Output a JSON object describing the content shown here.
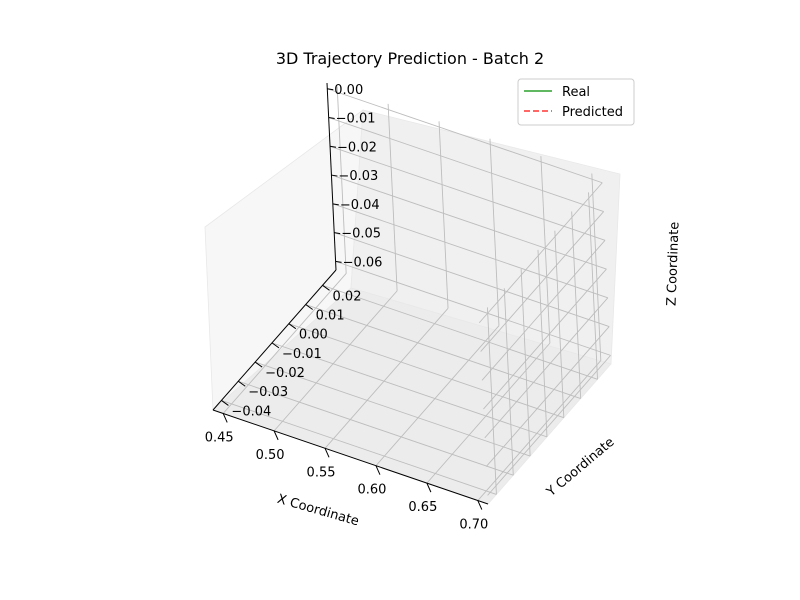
{
  "chart_data": {
    "type": "line",
    "projection": "3d",
    "title": "3D Trajectory Prediction - Batch 2",
    "xlabel": "X Coordinate",
    "ylabel": "Y Coordinate",
    "zlabel": "Z Coordinate",
    "xlim": [
      0.44,
      0.71
    ],
    "ylim": [
      -0.045,
      0.028
    ],
    "zlim": [
      -0.063,
      0.002
    ],
    "x_ticks": [
      0.45,
      0.5,
      0.55,
      0.6,
      0.65,
      0.7
    ],
    "x_tick_labels": [
      "0.45",
      "0.50",
      "0.55",
      "0.60",
      "0.65",
      "0.70"
    ],
    "y_ticks": [
      -0.04,
      -0.03,
      -0.02,
      -0.01,
      0.0,
      0.01,
      0.02
    ],
    "y_tick_labels": [
      "−0.04",
      "−0.03",
      "−0.02",
      "−0.01",
      "0.00",
      "0.01",
      "0.02"
    ],
    "z_ticks": [
      0.0,
      -0.01,
      -0.02,
      -0.03,
      -0.04,
      -0.05,
      -0.06
    ],
    "z_tick_labels": [
      "0.00",
      "−0.01",
      "−0.02",
      "−0.03",
      "−0.04",
      "−0.05",
      "−0.06"
    ],
    "grid": true,
    "legend_position": "top-right",
    "series": [
      {
        "name": "Real",
        "color": "#2ca02c",
        "linestyle": "solid",
        "x": [],
        "y": [],
        "z": []
      },
      {
        "name": "Predicted",
        "color": "#ff3333",
        "linestyle": "dashed",
        "x": [],
        "y": [],
        "z": []
      }
    ]
  }
}
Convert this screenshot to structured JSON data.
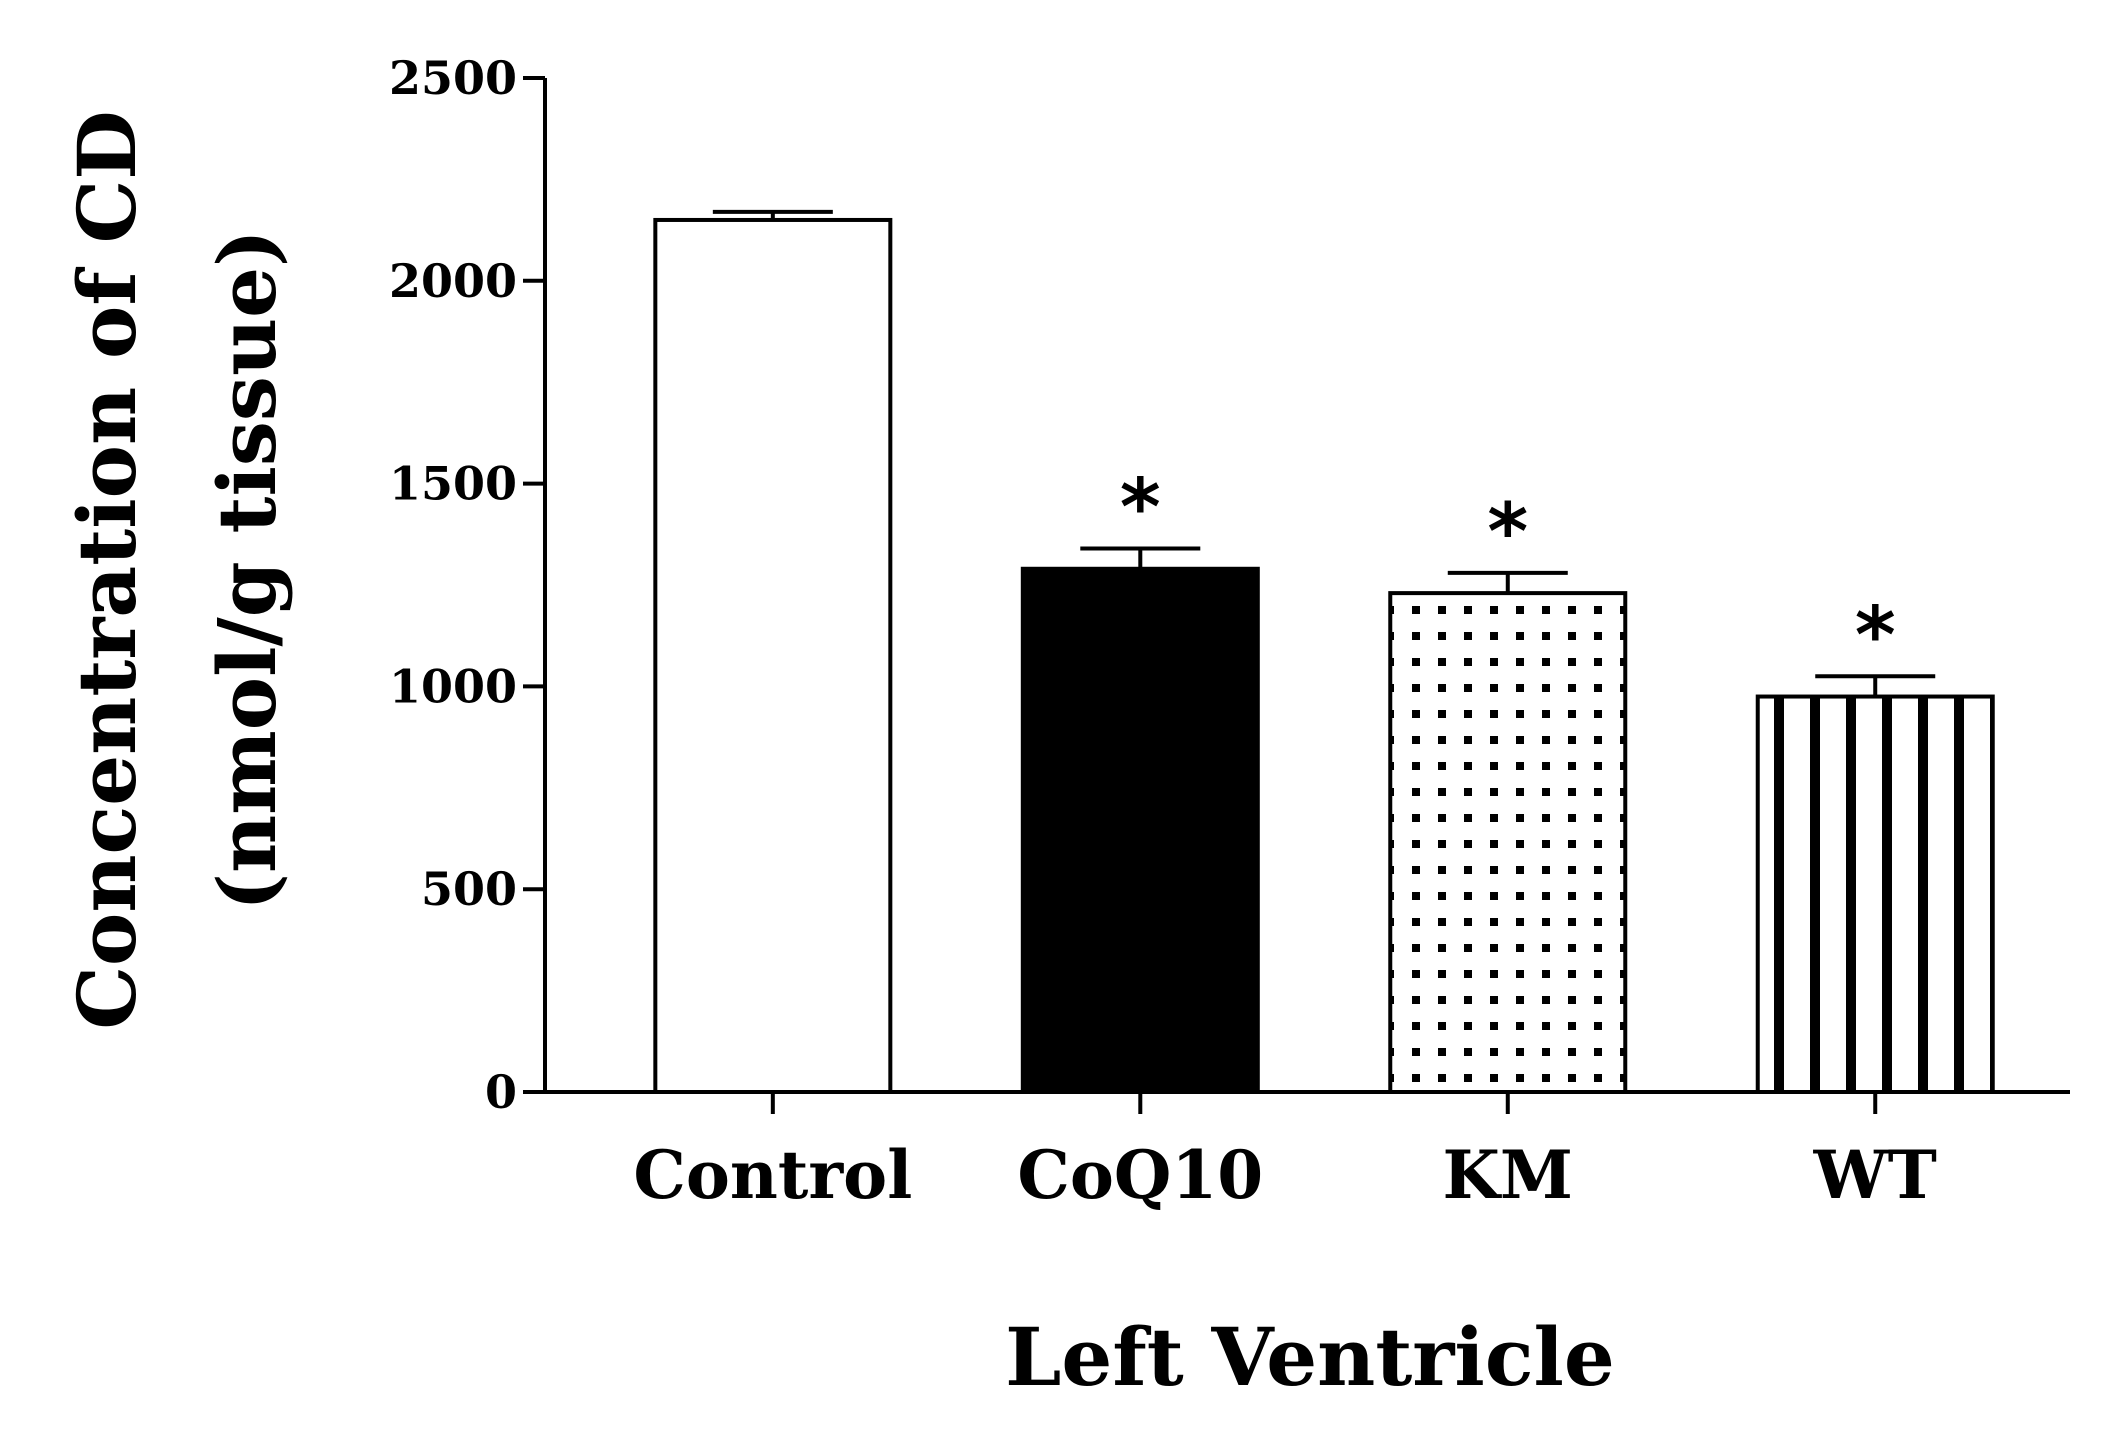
{
  "chart_data": {
    "type": "bar",
    "title": "",
    "xlabel": "Left Ventricle",
    "ylabel": [
      "Concentration of CD",
      "(nmol/g tissue)"
    ],
    "ylim": [
      0,
      2500
    ],
    "yticks": [
      0,
      500,
      1000,
      1500,
      2000,
      2500
    ],
    "grid": false,
    "legend": "none",
    "categories": [
      "Control",
      "CoQ10",
      "KM",
      "WT"
    ],
    "values": [
      2150,
      1290,
      1230,
      975
    ],
    "error": [
      20,
      50,
      50,
      50
    ],
    "significance": [
      "",
      "*",
      "*",
      "*"
    ],
    "fills": [
      "white",
      "black",
      "dots",
      "vertical-stripes"
    ],
    "colors": {
      "stroke": "#000000",
      "white": "#ffffff",
      "black": "#000000"
    }
  }
}
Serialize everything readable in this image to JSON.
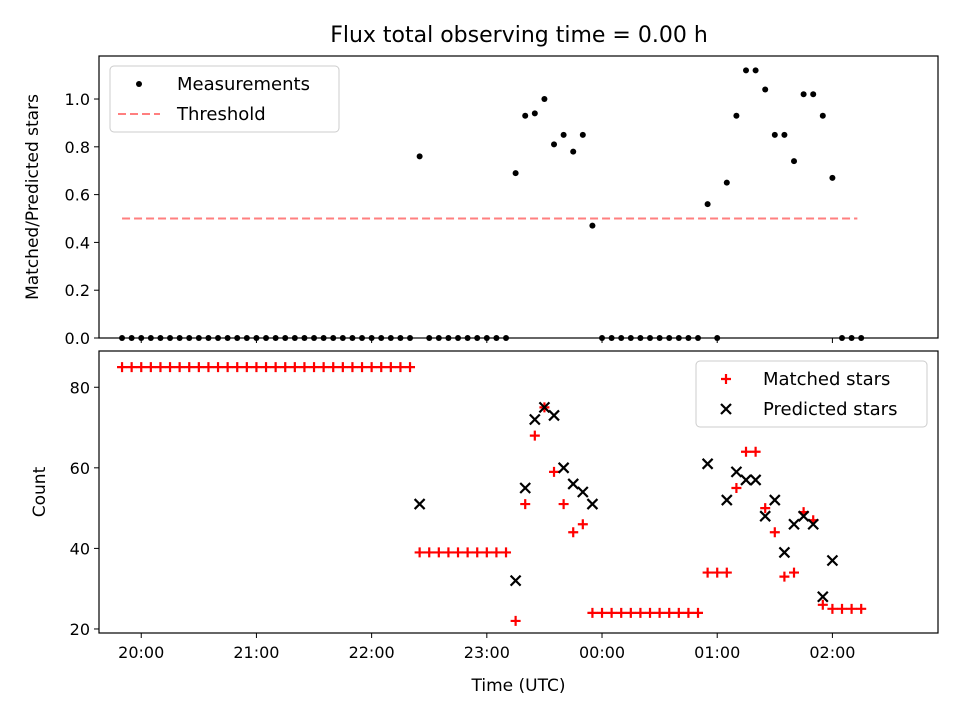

# [Your goal]
Retype everything in the material word for word, minus pictures.

# [Exercise answer]
Output a JSON object describing the content shown here.
{
  "chart_data": {
    "type": "line",
    "projection": "3d",
    "title": "3D Trajectory Prediction - Batch 2",
    "xlabel": "X Coordinate",
    "ylabel": "Y Coordinate",
    "zlabel": "Z Coordinate",
    "xlim": [
      0.44,
      0.71
    ],
    "ylim": [
      -0.045,
      0.028
    ],
    "zlim": [
      -0.063,
      0.002
    ],
    "x_ticks": [
      0.45,
      0.5,
      0.55,
      0.6,
      0.65,
      0.7
    ],
    "x_tick_labels": [
      "0.45",
      "0.50",
      "0.55",
      "0.60",
      "0.65",
      "0.70"
    ],
    "y_ticks": [
      -0.04,
      -0.03,
      -0.02,
      -0.01,
      0.0,
      0.01,
      0.02
    ],
    "y_tick_labels": [
      "−0.04",
      "−0.03",
      "−0.02",
      "−0.01",
      "0.00",
      "0.01",
      "0.02"
    ],
    "z_ticks": [
      0.0,
      -0.01,
      -0.02,
      -0.03,
      -0.04,
      -0.05,
      -0.06
    ],
    "z_tick_labels": [
      "0.00",
      "−0.01",
      "−0.02",
      "−0.03",
      "−0.04",
      "−0.05",
      "−0.06"
    ],
    "grid": true,
    "legend_position": "top-right",
    "series": [
      {
        "name": "Real",
        "color": "#2ca02c",
        "linestyle": "solid",
        "x": [],
        "y": [],
        "z": []
      },
      {
        "name": "Predicted",
        "color": "#ff3333",
        "linestyle": "dashed",
        "x": [],
        "y": [],
        "z": []
      }
    ]
  }
}
Convert this screenshot to structured JSON data.
{
  "chart_data": {
    "type": "bar",
    "title": "",
    "xlabel": "Left Ventricle",
    "ylabel": [
      "Concentration of CD",
      "(nmol/g tissue)"
    ],
    "ylim": [
      0,
      2500
    ],
    "yticks": [
      0,
      500,
      1000,
      1500,
      2000,
      2500
    ],
    "grid": false,
    "legend": "none",
    "categories": [
      "Control",
      "CoQ10",
      "KM",
      "WT"
    ],
    "values": [
      2150,
      1290,
      1230,
      975
    ],
    "error": [
      20,
      50,
      50,
      50
    ],
    "significance": [
      "",
      "*",
      "*",
      "*"
    ],
    "fills": [
      "white",
      "black",
      "dots",
      "vertical-stripes"
    ],
    "colors": {
      "stroke": "#000000",
      "white": "#ffffff",
      "black": "#000000"
    }
  }
}
Serialize everything readable in this image to JSON.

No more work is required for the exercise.